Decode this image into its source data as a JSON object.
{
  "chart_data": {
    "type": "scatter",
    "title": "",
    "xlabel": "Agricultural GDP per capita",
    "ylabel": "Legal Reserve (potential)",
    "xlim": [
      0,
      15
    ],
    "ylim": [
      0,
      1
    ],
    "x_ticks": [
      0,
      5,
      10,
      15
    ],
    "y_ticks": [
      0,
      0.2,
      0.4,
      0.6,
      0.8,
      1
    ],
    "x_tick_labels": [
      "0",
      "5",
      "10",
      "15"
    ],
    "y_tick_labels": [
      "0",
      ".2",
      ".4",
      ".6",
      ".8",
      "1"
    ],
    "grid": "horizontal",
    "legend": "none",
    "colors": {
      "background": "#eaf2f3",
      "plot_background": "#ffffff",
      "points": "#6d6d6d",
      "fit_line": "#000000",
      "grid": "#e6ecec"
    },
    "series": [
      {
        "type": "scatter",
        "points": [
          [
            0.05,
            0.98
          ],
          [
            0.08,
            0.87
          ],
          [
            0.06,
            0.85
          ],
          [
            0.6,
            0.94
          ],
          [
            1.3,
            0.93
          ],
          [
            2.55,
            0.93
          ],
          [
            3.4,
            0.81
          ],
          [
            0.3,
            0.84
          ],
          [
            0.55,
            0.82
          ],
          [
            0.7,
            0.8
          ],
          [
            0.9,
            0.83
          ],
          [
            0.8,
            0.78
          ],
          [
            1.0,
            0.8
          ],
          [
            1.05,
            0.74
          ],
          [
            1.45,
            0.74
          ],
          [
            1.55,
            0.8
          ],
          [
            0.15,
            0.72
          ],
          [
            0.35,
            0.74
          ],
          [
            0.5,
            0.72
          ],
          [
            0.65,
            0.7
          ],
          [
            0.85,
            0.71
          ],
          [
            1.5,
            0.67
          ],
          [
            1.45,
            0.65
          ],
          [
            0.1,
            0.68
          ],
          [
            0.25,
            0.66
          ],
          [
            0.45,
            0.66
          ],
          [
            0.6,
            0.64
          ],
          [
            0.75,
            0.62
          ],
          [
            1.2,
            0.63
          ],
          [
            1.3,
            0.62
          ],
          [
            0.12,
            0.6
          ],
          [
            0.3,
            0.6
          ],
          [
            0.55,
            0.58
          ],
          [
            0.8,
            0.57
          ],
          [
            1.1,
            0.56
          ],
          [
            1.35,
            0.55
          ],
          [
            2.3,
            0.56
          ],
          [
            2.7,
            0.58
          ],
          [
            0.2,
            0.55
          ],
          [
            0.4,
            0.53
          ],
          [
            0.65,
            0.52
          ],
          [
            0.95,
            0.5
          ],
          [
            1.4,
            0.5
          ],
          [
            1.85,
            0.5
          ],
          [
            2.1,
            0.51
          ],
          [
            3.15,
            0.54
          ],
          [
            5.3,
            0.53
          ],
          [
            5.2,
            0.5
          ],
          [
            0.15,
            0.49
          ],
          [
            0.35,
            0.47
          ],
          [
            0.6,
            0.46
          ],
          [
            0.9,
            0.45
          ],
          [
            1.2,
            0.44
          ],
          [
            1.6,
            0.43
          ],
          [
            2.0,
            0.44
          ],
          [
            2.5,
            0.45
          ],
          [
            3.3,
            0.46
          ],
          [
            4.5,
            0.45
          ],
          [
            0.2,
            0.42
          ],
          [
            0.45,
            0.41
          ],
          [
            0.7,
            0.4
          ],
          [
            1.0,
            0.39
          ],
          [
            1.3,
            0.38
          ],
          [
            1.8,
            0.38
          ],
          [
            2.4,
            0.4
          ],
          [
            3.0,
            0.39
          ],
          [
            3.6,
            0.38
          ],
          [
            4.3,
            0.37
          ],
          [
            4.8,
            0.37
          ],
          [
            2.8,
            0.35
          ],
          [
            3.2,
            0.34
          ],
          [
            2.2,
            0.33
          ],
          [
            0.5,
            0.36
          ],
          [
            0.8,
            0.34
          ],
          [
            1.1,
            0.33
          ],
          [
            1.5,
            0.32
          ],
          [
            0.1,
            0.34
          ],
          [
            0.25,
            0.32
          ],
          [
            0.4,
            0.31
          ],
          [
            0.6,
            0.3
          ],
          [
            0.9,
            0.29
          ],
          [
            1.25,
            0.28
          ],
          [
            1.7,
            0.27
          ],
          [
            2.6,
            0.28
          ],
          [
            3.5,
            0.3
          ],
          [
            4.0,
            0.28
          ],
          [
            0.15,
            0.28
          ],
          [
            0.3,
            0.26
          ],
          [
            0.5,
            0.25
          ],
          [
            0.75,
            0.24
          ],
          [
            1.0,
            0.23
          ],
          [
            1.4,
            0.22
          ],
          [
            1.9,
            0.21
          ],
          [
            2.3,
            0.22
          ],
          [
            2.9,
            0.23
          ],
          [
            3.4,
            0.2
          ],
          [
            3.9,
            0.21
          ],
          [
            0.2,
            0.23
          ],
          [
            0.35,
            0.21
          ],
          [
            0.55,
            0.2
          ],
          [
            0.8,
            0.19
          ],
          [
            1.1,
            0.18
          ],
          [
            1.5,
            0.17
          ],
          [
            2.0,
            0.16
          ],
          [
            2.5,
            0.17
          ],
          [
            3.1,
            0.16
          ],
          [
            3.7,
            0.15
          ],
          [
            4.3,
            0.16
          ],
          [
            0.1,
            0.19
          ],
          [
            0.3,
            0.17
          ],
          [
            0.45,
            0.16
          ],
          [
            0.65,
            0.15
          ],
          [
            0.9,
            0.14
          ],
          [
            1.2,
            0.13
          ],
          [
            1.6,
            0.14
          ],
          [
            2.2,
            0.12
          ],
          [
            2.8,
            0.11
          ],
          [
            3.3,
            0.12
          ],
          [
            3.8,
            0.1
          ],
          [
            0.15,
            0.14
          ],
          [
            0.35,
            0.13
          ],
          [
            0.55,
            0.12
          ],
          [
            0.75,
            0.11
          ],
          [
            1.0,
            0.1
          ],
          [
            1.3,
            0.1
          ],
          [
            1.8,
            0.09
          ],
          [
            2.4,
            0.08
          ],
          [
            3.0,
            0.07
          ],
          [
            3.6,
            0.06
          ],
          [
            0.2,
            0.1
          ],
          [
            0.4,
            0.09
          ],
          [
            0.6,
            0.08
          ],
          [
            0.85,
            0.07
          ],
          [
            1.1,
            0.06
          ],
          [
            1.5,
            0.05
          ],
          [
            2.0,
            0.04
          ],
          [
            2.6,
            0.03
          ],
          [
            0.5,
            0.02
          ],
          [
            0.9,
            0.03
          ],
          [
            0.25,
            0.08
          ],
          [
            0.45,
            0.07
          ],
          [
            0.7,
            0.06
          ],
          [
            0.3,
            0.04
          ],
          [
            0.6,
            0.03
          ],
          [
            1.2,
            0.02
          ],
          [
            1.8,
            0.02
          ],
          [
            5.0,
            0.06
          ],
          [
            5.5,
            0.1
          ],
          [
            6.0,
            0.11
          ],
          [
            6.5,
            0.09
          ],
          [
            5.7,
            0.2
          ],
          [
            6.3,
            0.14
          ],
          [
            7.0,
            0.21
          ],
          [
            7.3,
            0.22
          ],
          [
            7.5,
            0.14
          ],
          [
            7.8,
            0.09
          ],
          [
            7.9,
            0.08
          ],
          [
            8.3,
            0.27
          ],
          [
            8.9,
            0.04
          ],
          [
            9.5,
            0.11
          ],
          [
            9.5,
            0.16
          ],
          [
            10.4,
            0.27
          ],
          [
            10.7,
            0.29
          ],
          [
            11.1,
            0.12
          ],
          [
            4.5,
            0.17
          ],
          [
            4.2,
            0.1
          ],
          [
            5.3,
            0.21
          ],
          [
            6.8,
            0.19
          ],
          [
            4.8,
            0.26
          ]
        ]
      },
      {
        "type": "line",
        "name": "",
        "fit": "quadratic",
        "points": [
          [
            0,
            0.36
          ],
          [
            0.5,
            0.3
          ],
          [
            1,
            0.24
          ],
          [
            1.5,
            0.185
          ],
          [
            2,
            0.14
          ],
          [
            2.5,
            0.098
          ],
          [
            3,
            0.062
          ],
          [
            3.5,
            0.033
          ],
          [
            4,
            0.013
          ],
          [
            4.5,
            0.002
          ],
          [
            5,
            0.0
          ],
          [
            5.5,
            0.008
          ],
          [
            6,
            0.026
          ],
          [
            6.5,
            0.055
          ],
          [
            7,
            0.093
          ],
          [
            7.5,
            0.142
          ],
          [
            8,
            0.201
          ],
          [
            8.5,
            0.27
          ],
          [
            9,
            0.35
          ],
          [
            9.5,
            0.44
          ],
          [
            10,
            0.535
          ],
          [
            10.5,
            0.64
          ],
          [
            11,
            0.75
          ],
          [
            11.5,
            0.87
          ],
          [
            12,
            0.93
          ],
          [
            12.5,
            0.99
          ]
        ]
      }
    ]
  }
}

--*--

Go through the records and gather the lines that hold "type".

    "type": "scatter",
        "type": "scatter",
        "type": "line",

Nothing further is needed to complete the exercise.